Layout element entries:
--------------------
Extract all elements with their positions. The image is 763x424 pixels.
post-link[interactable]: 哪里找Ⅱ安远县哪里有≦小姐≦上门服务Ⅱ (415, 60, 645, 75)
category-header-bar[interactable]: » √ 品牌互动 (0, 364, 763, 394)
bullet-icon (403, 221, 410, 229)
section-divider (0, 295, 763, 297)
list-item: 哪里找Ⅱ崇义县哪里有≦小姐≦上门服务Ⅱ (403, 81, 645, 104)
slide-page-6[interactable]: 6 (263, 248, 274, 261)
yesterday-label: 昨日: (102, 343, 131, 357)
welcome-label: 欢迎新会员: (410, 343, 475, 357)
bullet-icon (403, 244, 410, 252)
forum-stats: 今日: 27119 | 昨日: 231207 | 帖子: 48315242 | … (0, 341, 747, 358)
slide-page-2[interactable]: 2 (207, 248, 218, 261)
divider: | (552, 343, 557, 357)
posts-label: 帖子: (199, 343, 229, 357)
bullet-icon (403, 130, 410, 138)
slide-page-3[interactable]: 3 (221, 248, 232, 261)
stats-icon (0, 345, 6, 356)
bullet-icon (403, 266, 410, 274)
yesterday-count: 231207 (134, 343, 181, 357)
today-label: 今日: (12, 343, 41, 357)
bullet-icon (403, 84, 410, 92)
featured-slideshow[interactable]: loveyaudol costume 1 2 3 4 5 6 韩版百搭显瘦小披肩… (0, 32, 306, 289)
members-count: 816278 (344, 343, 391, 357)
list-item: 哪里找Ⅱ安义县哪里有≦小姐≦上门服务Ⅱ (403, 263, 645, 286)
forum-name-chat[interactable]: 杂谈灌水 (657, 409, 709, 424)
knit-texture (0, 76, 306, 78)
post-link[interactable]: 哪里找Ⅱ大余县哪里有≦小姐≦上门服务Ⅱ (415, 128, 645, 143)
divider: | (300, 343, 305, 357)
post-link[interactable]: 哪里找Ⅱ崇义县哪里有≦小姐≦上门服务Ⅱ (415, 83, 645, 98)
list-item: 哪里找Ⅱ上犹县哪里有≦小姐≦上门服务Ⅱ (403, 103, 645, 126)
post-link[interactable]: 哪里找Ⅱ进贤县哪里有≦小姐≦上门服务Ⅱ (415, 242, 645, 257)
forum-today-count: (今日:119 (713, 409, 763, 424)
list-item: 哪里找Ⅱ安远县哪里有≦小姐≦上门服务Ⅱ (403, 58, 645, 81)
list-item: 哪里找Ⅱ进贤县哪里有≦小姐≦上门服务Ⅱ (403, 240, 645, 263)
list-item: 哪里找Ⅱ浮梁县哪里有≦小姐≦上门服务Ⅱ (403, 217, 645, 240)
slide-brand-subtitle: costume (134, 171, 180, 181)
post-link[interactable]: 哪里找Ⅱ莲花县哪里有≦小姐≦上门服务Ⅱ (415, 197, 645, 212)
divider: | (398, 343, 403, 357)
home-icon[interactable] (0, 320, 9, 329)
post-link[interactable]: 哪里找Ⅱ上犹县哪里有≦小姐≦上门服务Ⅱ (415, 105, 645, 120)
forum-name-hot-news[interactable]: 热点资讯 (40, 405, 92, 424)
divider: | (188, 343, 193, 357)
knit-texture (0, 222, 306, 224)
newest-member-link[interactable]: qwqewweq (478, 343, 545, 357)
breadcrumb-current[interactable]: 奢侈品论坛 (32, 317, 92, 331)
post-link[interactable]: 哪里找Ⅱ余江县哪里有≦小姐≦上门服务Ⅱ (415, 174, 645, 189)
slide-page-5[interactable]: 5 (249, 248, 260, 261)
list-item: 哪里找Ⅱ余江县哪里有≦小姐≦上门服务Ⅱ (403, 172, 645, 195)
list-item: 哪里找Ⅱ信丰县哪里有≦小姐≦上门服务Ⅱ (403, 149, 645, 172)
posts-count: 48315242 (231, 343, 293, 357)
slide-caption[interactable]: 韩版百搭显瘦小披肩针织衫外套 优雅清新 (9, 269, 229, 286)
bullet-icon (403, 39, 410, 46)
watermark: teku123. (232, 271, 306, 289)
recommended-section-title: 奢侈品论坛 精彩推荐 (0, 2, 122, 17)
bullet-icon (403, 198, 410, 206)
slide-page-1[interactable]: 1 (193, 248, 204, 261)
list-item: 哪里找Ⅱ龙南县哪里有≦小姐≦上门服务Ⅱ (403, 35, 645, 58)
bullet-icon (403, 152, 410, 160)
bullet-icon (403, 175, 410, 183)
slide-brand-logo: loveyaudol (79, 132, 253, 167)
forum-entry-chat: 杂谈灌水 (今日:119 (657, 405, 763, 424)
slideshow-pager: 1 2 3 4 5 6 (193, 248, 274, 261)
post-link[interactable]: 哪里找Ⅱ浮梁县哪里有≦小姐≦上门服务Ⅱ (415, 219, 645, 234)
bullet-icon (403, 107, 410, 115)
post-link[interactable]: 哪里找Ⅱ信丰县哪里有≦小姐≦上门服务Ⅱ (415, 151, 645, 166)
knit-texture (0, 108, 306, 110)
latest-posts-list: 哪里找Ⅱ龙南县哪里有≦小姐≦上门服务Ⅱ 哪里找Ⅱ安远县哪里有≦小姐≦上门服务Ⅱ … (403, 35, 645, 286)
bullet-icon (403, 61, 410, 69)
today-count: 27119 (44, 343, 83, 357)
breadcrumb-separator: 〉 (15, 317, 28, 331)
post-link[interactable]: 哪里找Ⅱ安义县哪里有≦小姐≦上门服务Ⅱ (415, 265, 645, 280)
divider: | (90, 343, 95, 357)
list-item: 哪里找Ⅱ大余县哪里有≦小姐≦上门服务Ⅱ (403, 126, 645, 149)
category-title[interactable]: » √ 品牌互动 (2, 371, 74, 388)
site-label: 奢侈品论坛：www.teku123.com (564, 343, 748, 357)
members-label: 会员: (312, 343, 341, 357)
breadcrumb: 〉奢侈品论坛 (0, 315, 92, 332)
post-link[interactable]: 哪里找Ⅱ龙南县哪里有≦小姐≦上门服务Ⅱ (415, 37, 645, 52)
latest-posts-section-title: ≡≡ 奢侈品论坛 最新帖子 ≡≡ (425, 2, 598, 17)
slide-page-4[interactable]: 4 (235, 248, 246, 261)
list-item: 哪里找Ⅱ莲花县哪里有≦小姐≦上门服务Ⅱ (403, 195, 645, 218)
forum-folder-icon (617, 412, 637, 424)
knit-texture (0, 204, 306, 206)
--------------------
__TASK TO COMPLETE__
Copy each of the entries above line for line, with no changes.

__RESULT FOR THIS TASK__
Extract all elements with their positions. The image is 763x424 pixels.
post-link[interactable]: 哪里找Ⅱ安远县哪里有≦小姐≦上门服务Ⅱ (415, 60, 645, 75)
category-header-bar[interactable]: » √ 品牌互动 (0, 364, 763, 394)
bullet-icon (403, 221, 410, 229)
section-divider (0, 295, 763, 297)
list-item: 哪里找Ⅱ崇义县哪里有≦小姐≦上门服务Ⅱ (403, 81, 645, 104)
slide-page-6[interactable]: 6 (263, 248, 274, 261)
yesterday-label: 昨日: (102, 343, 131, 357)
welcome-label: 欢迎新会员: (410, 343, 475, 357)
bullet-icon (403, 244, 410, 252)
forum-stats: 今日: 27119 | 昨日: 231207 | 帖子: 48315242 | … (0, 341, 747, 358)
slide-page-2[interactable]: 2 (207, 248, 218, 261)
divider: | (552, 343, 557, 357)
posts-label: 帖子: (199, 343, 229, 357)
bullet-icon (403, 130, 410, 138)
slide-page-3[interactable]: 3 (221, 248, 232, 261)
stats-icon (0, 345, 6, 356)
bullet-icon (403, 266, 410, 274)
yesterday-count: 231207 (134, 343, 181, 357)
today-label: 今日: (12, 343, 41, 357)
bullet-icon (403, 84, 410, 92)
featured-slideshow[interactable]: loveyaudol costume 1 2 3 4 5 6 韩版百搭显瘦小披肩… (0, 32, 306, 289)
members-count: 816278 (344, 343, 391, 357)
list-item: 哪里找Ⅱ安义县哪里有≦小姐≦上门服务Ⅱ (403, 263, 645, 286)
forum-name-chat[interactable]: 杂谈灌水 (657, 409, 709, 424)
knit-texture (0, 76, 306, 78)
post-link[interactable]: 哪里找Ⅱ大余县哪里有≦小姐≦上门服务Ⅱ (415, 128, 645, 143)
divider: | (300, 343, 305, 357)
post-link[interactable]: 哪里找Ⅱ崇义县哪里有≦小姐≦上门服务Ⅱ (415, 83, 645, 98)
list-item: 哪里找Ⅱ上犹县哪里有≦小姐≦上门服务Ⅱ (403, 103, 645, 126)
post-link[interactable]: 哪里找Ⅱ进贤县哪里有≦小姐≦上门服务Ⅱ (415, 242, 645, 257)
forum-today-count: (今日:119 (713, 409, 763, 424)
list-item: 哪里找Ⅱ安远县哪里有≦小姐≦上门服务Ⅱ (403, 58, 645, 81)
list-item: 哪里找Ⅱ进贤县哪里有≦小姐≦上门服务Ⅱ (403, 240, 645, 263)
list-item: 哪里找Ⅱ浮梁县哪里有≦小姐≦上门服务Ⅱ (403, 217, 645, 240)
slide-brand-subtitle: costume (134, 171, 180, 181)
post-link[interactable]: 哪里找Ⅱ莲花县哪里有≦小姐≦上门服务Ⅱ (415, 197, 645, 212)
divider: | (398, 343, 403, 357)
home-icon[interactable] (0, 320, 9, 329)
post-link[interactable]: 哪里找Ⅱ上犹县哪里有≦小姐≦上门服务Ⅱ (415, 105, 645, 120)
forum-name-hot-news[interactable]: 热点资讯 (40, 405, 92, 424)
divider: | (188, 343, 193, 357)
knit-texture (0, 222, 306, 224)
newest-member-link[interactable]: qwqewweq (478, 343, 545, 357)
breadcrumb-current[interactable]: 奢侈品论坛 (32, 317, 92, 331)
post-link[interactable]: 哪里找Ⅱ余江县哪里有≦小姐≦上门服务Ⅱ (415, 174, 645, 189)
slide-page-5[interactable]: 5 (249, 248, 260, 261)
list-item: 哪里找Ⅱ余江县哪里有≦小姐≦上门服务Ⅱ (403, 172, 645, 195)
list-item: 哪里找Ⅱ信丰县哪里有≦小姐≦上门服务Ⅱ (403, 149, 645, 172)
posts-count: 48315242 (231, 343, 293, 357)
slide-caption[interactable]: 韩版百搭显瘦小披肩针织衫外套 优雅清新 (9, 269, 229, 286)
bullet-icon (403, 39, 410, 46)
watermark: teku123. (232, 271, 306, 289)
recommended-section-title: 奢侈品论坛 精彩推荐 (0, 2, 122, 17)
bullet-icon (403, 198, 410, 206)
slide-page-1[interactable]: 1 (193, 248, 204, 261)
list-item: 哪里找Ⅱ龙南县哪里有≦小姐≦上门服务Ⅱ (403, 35, 645, 58)
bullet-icon (403, 152, 410, 160)
bullet-icon (403, 175, 410, 183)
slide-brand-logo: loveyaudol (79, 132, 253, 167)
forum-entry-chat: 杂谈灌水 (今日:119 (657, 405, 763, 424)
slideshow-pager: 1 2 3 4 5 6 (193, 248, 274, 261)
post-link[interactable]: 哪里找Ⅱ浮梁县哪里有≦小姐≦上门服务Ⅱ (415, 219, 645, 234)
bullet-icon (403, 107, 410, 115)
post-link[interactable]: 哪里找Ⅱ信丰县哪里有≦小姐≦上门服务Ⅱ (415, 151, 645, 166)
knit-texture (0, 108, 306, 110)
latest-posts-list: 哪里找Ⅱ龙南县哪里有≦小姐≦上门服务Ⅱ 哪里找Ⅱ安远县哪里有≦小姐≦上门服务Ⅱ … (403, 35, 645, 286)
bullet-icon (403, 61, 410, 69)
today-count: 27119 (44, 343, 83, 357)
breadcrumb-separator: 〉 (15, 317, 28, 331)
post-link[interactable]: 哪里找Ⅱ安义县哪里有≦小姐≦上门服务Ⅱ (415, 265, 645, 280)
divider: | (90, 343, 95, 357)
list-item: 哪里找Ⅱ大余县哪里有≦小姐≦上门服务Ⅱ (403, 126, 645, 149)
category-title[interactable]: » √ 品牌互动 (2, 371, 74, 388)
site-label: 奢侈品论坛：www.teku123.com (564, 343, 748, 357)
members-label: 会员: (312, 343, 341, 357)
breadcrumb: 〉奢侈品论坛 (0, 315, 92, 332)
post-link[interactable]: 哪里找Ⅱ龙南县哪里有≦小姐≦上门服务Ⅱ (415, 37, 645, 52)
latest-posts-section-title: ≡≡ 奢侈品论坛 最新帖子 ≡≡ (425, 2, 598, 17)
slide-page-4[interactable]: 4 (235, 248, 246, 261)
list-item: 哪里找Ⅱ莲花县哪里有≦小姐≦上门服务Ⅱ (403, 195, 645, 218)
forum-folder-icon (617, 412, 637, 424)
knit-texture (0, 204, 306, 206)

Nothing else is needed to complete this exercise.